▶ _Records for processing_
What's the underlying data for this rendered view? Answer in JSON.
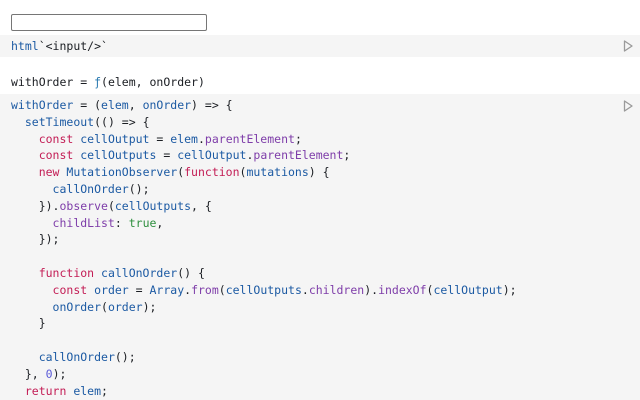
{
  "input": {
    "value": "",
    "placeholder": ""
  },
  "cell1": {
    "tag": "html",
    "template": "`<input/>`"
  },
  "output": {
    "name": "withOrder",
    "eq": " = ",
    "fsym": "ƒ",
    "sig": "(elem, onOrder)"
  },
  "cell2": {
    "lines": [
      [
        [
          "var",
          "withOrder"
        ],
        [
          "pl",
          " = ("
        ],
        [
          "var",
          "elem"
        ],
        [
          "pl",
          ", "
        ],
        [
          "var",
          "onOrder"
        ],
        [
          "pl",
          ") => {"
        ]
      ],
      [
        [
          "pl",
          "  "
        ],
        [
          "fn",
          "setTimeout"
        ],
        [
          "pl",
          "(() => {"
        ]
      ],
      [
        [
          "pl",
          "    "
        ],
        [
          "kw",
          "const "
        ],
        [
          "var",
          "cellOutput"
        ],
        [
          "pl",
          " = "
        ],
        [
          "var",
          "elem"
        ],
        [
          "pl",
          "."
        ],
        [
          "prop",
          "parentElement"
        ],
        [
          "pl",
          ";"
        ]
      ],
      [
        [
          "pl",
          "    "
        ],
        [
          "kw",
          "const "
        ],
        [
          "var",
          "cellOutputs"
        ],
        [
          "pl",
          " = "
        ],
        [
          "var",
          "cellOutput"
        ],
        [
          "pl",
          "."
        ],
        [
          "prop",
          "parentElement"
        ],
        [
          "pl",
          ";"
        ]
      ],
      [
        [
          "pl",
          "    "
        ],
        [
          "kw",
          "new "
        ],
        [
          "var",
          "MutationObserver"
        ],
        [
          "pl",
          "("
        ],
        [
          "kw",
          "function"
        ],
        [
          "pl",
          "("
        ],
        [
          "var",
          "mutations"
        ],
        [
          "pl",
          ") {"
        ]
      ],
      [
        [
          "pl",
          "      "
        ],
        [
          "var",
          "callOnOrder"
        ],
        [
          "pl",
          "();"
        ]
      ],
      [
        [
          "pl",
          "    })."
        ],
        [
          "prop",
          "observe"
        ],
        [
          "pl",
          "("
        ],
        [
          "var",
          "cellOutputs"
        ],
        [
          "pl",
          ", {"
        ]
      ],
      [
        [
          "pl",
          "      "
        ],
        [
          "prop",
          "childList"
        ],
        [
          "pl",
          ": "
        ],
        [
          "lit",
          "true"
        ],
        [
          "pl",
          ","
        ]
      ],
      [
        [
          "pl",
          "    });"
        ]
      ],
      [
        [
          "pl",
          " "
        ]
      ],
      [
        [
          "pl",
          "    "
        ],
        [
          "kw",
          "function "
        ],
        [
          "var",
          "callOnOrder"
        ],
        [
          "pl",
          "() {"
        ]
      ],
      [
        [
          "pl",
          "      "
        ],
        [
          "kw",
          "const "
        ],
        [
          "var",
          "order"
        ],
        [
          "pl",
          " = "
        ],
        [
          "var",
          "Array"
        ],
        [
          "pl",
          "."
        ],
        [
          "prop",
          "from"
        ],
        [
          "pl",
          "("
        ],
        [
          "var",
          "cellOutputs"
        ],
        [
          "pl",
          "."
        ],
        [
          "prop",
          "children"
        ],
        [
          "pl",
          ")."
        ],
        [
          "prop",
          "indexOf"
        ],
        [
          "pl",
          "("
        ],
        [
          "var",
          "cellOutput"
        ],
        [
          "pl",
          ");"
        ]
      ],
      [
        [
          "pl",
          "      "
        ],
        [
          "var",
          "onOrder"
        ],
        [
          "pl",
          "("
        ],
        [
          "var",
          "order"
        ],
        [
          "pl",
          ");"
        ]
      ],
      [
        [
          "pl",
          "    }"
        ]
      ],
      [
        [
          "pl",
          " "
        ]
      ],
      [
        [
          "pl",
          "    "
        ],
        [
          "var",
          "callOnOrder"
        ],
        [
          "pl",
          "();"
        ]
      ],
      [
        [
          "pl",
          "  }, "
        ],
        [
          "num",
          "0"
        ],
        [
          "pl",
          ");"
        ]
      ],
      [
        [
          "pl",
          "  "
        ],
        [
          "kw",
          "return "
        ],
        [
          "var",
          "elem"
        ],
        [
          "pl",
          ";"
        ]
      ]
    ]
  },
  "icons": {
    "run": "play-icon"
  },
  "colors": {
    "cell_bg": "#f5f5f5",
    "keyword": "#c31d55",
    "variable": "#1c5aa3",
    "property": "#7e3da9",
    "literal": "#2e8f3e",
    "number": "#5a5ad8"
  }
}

--

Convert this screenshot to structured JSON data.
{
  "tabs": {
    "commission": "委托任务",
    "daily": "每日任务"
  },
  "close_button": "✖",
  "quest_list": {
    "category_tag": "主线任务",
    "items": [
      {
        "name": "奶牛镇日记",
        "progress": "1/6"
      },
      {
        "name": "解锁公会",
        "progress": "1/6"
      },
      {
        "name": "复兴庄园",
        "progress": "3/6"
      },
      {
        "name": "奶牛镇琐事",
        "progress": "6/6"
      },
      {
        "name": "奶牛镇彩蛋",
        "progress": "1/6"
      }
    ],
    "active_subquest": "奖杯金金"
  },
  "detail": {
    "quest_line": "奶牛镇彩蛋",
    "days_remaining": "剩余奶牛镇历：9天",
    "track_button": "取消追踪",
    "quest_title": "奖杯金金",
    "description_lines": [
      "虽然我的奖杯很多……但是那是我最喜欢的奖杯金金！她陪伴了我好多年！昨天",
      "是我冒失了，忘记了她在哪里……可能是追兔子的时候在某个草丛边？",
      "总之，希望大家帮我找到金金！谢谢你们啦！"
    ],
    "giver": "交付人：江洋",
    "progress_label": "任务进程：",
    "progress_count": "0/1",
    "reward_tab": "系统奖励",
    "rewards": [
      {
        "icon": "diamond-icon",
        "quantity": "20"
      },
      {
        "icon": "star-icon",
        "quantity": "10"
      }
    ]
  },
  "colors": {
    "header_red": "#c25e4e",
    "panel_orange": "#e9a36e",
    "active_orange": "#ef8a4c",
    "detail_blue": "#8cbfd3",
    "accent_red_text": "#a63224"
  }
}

▶ _What you are asked to do_
Copy every line of the records above that holds the word "this".

▶ _Problem solution_
What's the underlying data for this rendered view? Answer in JSON.
Convert this screenshot to structured JSON data.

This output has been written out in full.